* START Records to use *

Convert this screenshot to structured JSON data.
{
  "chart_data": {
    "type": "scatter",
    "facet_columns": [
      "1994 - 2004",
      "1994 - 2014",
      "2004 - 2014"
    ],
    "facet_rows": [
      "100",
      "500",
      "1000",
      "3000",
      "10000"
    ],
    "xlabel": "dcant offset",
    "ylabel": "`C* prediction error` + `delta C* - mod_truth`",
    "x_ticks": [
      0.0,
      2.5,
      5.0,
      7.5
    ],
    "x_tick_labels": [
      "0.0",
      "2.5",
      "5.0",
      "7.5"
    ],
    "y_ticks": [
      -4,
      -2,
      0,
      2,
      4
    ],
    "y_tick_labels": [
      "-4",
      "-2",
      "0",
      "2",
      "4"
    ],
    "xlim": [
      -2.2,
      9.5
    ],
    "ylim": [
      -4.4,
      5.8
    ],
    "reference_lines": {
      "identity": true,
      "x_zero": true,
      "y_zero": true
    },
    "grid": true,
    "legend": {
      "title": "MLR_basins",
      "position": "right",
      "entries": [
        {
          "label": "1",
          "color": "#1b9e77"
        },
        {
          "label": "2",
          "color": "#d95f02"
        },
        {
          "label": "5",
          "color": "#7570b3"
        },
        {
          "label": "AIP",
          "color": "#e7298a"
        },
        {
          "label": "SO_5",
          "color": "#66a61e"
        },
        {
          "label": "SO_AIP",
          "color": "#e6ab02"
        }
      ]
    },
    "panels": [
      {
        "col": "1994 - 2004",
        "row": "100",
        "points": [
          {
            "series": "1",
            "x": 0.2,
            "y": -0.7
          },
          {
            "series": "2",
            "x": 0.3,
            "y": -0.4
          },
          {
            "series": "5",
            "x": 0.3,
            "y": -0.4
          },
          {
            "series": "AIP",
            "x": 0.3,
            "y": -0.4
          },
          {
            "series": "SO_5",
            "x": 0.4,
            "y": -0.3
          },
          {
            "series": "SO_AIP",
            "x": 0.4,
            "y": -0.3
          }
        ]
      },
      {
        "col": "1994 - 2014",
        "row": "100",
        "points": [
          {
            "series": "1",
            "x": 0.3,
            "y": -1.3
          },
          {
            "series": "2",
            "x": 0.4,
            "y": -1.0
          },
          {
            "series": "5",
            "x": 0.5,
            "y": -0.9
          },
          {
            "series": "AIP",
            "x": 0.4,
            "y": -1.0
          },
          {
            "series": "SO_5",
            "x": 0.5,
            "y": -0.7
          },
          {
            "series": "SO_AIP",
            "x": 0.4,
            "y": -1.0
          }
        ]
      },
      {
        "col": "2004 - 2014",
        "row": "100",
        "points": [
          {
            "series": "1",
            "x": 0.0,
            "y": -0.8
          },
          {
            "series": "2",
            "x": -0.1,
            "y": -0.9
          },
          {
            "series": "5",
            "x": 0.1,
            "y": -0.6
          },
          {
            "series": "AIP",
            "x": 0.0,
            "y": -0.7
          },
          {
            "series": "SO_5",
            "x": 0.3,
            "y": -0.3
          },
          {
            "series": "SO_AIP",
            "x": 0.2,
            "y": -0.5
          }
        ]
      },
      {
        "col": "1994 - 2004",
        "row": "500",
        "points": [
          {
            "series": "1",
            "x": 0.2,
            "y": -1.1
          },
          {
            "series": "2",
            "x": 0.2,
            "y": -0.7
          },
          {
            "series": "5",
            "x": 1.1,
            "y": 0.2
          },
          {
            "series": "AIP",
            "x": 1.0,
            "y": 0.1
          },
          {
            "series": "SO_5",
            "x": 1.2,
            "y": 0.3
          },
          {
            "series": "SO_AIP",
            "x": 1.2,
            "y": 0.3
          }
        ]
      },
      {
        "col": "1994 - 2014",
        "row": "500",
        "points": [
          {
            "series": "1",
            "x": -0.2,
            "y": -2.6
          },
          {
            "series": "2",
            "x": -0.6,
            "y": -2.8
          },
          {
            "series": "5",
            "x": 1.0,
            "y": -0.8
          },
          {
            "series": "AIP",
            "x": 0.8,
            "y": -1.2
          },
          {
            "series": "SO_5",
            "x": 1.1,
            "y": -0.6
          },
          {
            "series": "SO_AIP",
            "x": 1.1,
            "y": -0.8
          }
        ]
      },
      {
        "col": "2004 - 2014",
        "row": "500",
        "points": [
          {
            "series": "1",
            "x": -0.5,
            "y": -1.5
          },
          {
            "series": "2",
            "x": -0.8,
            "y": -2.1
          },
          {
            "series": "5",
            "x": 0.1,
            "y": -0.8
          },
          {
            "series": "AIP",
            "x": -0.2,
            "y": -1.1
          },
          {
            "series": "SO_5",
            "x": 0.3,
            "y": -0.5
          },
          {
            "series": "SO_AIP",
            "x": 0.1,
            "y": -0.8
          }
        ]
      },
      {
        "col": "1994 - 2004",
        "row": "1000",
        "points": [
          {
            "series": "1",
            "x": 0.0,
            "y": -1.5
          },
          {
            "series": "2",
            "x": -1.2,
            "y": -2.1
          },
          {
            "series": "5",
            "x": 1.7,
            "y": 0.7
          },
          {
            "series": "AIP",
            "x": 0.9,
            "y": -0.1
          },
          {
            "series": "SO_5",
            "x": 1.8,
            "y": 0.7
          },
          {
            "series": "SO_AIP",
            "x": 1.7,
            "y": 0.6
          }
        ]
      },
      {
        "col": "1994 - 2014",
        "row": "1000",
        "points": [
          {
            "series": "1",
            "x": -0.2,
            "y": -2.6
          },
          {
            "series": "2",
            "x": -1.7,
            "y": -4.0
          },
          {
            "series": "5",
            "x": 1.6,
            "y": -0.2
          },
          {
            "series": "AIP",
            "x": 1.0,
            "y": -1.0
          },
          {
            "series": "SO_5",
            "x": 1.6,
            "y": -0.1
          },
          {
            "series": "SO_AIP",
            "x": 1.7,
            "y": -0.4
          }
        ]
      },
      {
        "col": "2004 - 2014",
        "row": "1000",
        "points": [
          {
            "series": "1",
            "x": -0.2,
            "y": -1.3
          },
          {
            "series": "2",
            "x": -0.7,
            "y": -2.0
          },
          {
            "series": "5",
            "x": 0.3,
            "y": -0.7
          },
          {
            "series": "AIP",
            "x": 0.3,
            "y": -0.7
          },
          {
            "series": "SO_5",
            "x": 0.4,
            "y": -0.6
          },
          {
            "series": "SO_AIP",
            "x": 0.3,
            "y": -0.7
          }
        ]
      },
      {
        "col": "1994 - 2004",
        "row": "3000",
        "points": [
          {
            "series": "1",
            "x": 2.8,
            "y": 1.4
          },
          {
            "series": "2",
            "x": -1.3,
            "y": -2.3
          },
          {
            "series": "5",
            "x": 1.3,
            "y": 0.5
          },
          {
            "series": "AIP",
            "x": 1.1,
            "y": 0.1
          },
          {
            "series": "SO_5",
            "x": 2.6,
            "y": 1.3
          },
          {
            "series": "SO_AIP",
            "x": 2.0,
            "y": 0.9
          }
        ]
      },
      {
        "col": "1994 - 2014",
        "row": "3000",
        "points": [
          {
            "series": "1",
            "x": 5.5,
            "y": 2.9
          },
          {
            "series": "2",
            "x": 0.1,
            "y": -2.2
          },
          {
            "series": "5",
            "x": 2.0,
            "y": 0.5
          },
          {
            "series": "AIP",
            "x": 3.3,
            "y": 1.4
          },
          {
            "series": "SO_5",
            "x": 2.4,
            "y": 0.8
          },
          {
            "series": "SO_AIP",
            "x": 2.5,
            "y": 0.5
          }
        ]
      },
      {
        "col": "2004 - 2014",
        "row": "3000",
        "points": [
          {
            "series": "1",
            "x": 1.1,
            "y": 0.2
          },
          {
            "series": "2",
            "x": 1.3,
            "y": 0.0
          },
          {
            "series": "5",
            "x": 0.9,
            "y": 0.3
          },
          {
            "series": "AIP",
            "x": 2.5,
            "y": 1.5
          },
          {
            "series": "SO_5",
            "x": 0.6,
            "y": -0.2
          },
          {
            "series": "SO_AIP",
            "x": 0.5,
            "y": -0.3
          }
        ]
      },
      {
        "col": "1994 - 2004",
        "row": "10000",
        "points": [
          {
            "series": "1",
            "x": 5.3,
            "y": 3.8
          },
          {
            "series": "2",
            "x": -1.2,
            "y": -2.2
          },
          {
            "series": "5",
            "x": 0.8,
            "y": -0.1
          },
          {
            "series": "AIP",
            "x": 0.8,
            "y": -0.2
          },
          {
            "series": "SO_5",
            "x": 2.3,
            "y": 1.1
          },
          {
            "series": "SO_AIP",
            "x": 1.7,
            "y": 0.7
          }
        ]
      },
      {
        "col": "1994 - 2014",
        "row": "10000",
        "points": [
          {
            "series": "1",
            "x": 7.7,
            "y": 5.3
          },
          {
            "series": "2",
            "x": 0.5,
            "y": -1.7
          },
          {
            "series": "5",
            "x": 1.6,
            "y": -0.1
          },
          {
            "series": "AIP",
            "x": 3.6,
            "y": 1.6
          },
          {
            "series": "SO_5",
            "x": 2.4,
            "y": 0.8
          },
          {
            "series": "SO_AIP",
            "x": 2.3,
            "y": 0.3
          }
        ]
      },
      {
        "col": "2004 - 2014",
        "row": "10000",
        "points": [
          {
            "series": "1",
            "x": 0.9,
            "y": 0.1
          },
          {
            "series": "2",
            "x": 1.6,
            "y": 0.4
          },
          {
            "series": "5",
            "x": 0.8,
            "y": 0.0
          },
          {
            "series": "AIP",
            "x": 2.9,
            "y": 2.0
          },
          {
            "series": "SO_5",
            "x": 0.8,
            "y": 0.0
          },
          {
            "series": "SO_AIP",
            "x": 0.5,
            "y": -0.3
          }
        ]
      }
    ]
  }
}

* END Records to use *

What you should do - Identify the lines that contain the string "true", and copy every one of them.

Exercise result -
      "identity": true,
      "x_zero": true,
      "y_zero": true
    "grid": true,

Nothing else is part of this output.